EXERCISE OBJECTIVE — Count every line that has "Contains" in it and give the total, nothing more.
-=-=-
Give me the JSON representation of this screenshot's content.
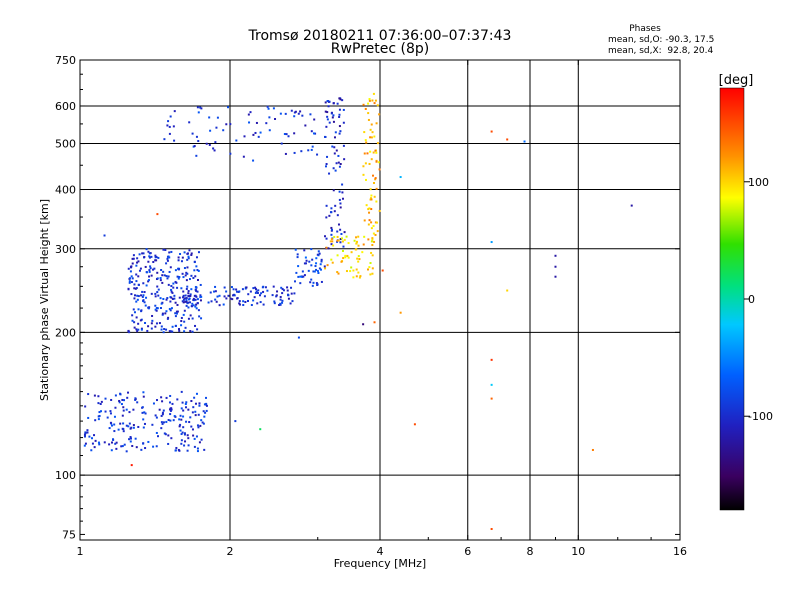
{
  "chart_data": {
    "type": "scatter",
    "title": "Tromsø 20180211 07:36:00–07:37:43",
    "subtitle": "RwPretec (8p)",
    "xlabel": "Frequency [MHz]",
    "ylabel": "Stationary phase Virtual Height [km]",
    "xscale": "log2",
    "yscale": "log",
    "xlim": [
      1,
      16
    ],
    "ylim": [
      73,
      750
    ],
    "x_ticks": [
      1,
      2,
      4,
      6,
      8,
      10,
      16
    ],
    "y_ticks": [
      75,
      100,
      200,
      300,
      400,
      500,
      600,
      750
    ],
    "x_grid": [
      2,
      4,
      6,
      8,
      10
    ],
    "y_grid": [
      100,
      200,
      300,
      400,
      500,
      600
    ],
    "info": {
      "heading": "Phases",
      "line_o": "mean, sd,O: -90.3, 17.5",
      "line_x": "mean, sd,X:  92.8, 20.4"
    },
    "colorbar": {
      "label": "[deg]",
      "min": -180,
      "max": 180,
      "ticks": [
        100,
        0,
        -100
      ]
    },
    "clusters": [
      {
        "name": "E-layer trace",
        "xmin": 1.02,
        "xmax": 1.8,
        "hmin": 112,
        "hmax": 150,
        "phase": -95,
        "count": 230
      },
      {
        "name": "F1-layer trace",
        "xmin": 1.25,
        "xmax": 1.75,
        "hmin": 200,
        "hmax": 300,
        "phase": -95,
        "count": 300
      },
      {
        "name": "F trace low",
        "xmin": 1.6,
        "xmax": 2.7,
        "hmin": 228,
        "hmax": 250,
        "phase": -95,
        "count": 120
      },
      {
        "name": "F trace rising",
        "xmin": 2.7,
        "xmax": 3.1,
        "hmin": 250,
        "hmax": 300,
        "phase": -85,
        "count": 50
      },
      {
        "name": "O-mode cusp",
        "xmin": 3.1,
        "xmax": 3.4,
        "hmin": 300,
        "hmax": 630,
        "phase": -105,
        "count": 90
      },
      {
        "name": "Upper F trace",
        "xmin": 1.4,
        "xmax": 3.0,
        "hmin": 460,
        "hmax": 600,
        "phase": -95,
        "count": 80
      },
      {
        "name": "X-mode trace",
        "xmin": 3.1,
        "xmax": 3.9,
        "hmin": 260,
        "hmax": 320,
        "phase": 100,
        "count": 70
      },
      {
        "name": "X-mode cusp",
        "xmin": 3.7,
        "xmax": 4.0,
        "hmin": 320,
        "hmax": 640,
        "phase": 110,
        "count": 70
      }
    ],
    "scattered_points": [
      {
        "x": 1.27,
        "h": 105,
        "phase": 170
      },
      {
        "x": 1.43,
        "h": 355,
        "phase": 150
      },
      {
        "x": 1.12,
        "h": 320,
        "phase": -90
      },
      {
        "x": 2.05,
        "h": 130,
        "phase": -90
      },
      {
        "x": 2.3,
        "h": 125,
        "phase": 20
      },
      {
        "x": 4.7,
        "h": 128,
        "phase": 150
      },
      {
        "x": 4.4,
        "h": 425,
        "phase": -30
      },
      {
        "x": 4.05,
        "h": 270,
        "phase": 150
      },
      {
        "x": 4.4,
        "h": 220,
        "phase": 120
      },
      {
        "x": 6.7,
        "h": 530,
        "phase": 150
      },
      {
        "x": 7.2,
        "h": 510,
        "phase": 150
      },
      {
        "x": 7.8,
        "h": 505,
        "phase": -60
      },
      {
        "x": 6.7,
        "h": 310,
        "phase": -40
      },
      {
        "x": 7.2,
        "h": 245,
        "phase": 100
      },
      {
        "x": 6.7,
        "h": 175,
        "phase": 160
      },
      {
        "x": 6.7,
        "h": 155,
        "phase": -20
      },
      {
        "x": 6.7,
        "h": 145,
        "phase": 140
      },
      {
        "x": 6.7,
        "h": 77,
        "phase": 150
      },
      {
        "x": 9.0,
        "h": 290,
        "phase": -120
      },
      {
        "x": 9.0,
        "h": 275,
        "phase": -120
      },
      {
        "x": 9.0,
        "h": 262,
        "phase": -120
      },
      {
        "x": 12.8,
        "h": 370,
        "phase": -120
      },
      {
        "x": 10.7,
        "h": 113,
        "phase": 130
      },
      {
        "x": 3.9,
        "h": 210,
        "phase": 140
      },
      {
        "x": 3.7,
        "h": 208,
        "phase": -140
      },
      {
        "x": 2.75,
        "h": 195,
        "phase": -80
      }
    ]
  }
}
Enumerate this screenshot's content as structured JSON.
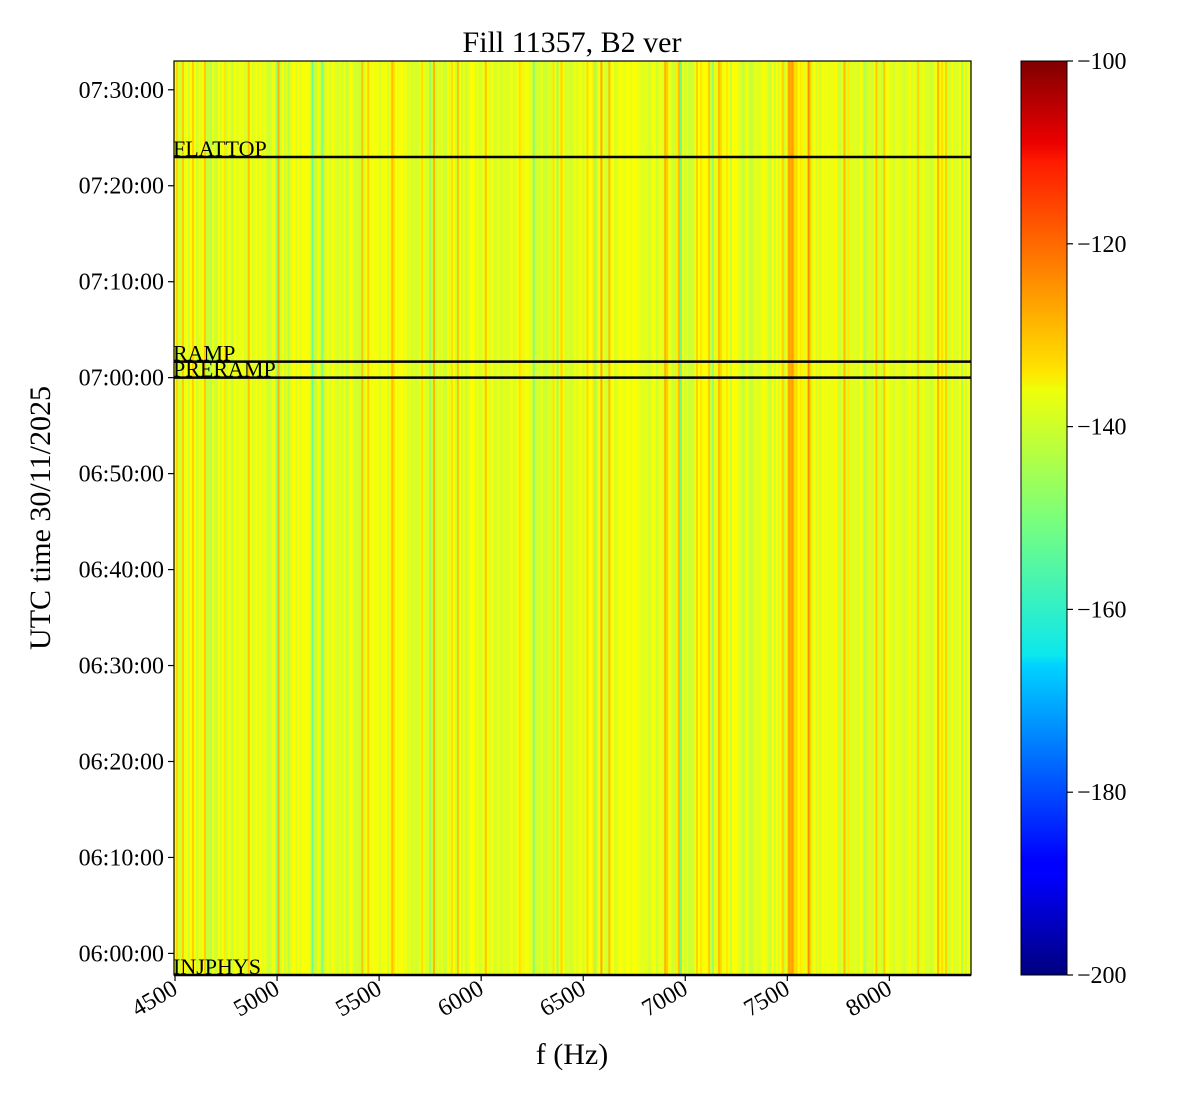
{
  "chart_data": {
    "type": "heatmap",
    "title": "Fill 11357, B2 ver",
    "xlabel": "f (Hz)",
    "ylabel": "UTC time 30/11/2025",
    "xlim": [
      4495,
      8400
    ],
    "ylim": [
      "05:57:45",
      "07:33:00"
    ],
    "x_ticks": [
      4500,
      5000,
      5500,
      6000,
      6500,
      7000,
      7500,
      8000
    ],
    "y_ticks": [
      "06:00:00",
      "06:10:00",
      "06:20:00",
      "06:30:00",
      "06:40:00",
      "06:50:00",
      "07:00:00",
      "07:10:00",
      "07:20:00",
      "07:30:00"
    ],
    "colormap": "jet",
    "colorbar": {
      "range": [
        -200,
        -100
      ],
      "ticks": [
        -100,
        -120,
        -140,
        -160,
        -180,
        -200
      ]
    },
    "values_description": "Power spectral density roughly constant in time; columns vary with frequency between about -150 and -128",
    "typical_value": -140,
    "events": [
      {
        "label": "FLATTOP",
        "time": "07:23:00"
      },
      {
        "label": "RAMP",
        "time": "07:01:40"
      },
      {
        "label": "PRERAMP",
        "time": "07:00:00"
      },
      {
        "label": "INJPHYS",
        "time": "05:57:45"
      }
    ]
  },
  "colors": {
    "event_line": "#000000",
    "frame": "#000000"
  }
}
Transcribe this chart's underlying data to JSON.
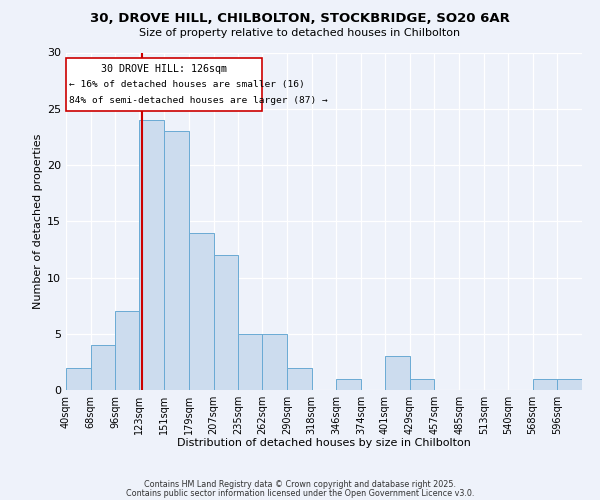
{
  "title_line1": "30, DROVE HILL, CHILBOLTON, STOCKBRIDGE, SO20 6AR",
  "title_line2": "Size of property relative to detached houses in Chilbolton",
  "xlabel": "Distribution of detached houses by size in Chilbolton",
  "ylabel": "Number of detached properties",
  "bin_labels": [
    "40sqm",
    "68sqm",
    "96sqm",
    "123sqm",
    "151sqm",
    "179sqm",
    "207sqm",
    "235sqm",
    "262sqm",
    "290sqm",
    "318sqm",
    "346sqm",
    "374sqm",
    "401sqm",
    "429sqm",
    "457sqm",
    "485sqm",
    "513sqm",
    "540sqm",
    "568sqm",
    "596sqm"
  ],
  "bin_edges": [
    40,
    68,
    96,
    123,
    151,
    179,
    207,
    235,
    262,
    290,
    318,
    346,
    374,
    401,
    429,
    457,
    485,
    513,
    540,
    568,
    596,
    624
  ],
  "counts": [
    2,
    4,
    7,
    24,
    23,
    14,
    12,
    5,
    5,
    2,
    0,
    1,
    0,
    3,
    1,
    0,
    0,
    0,
    0,
    1,
    1
  ],
  "bar_color": "#ccdcee",
  "bar_edgecolor": "#6aaad4",
  "reference_line_x": 126,
  "reference_line_color": "#cc0000",
  "annotation_title": "30 DROVE HILL: 126sqm",
  "annotation_line1": "← 16% of detached houses are smaller (16)",
  "annotation_line2": "84% of semi-detached houses are larger (87) →",
  "annotation_box_edgecolor": "#cc0000",
  "ylim": [
    0,
    30
  ],
  "yticks": [
    0,
    5,
    10,
    15,
    20,
    25,
    30
  ],
  "background_color": "#eef2fa",
  "footer_line1": "Contains HM Land Registry data © Crown copyright and database right 2025.",
  "footer_line2": "Contains public sector information licensed under the Open Government Licence v3.0."
}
-=-=-
RIGHT ANSWER — 2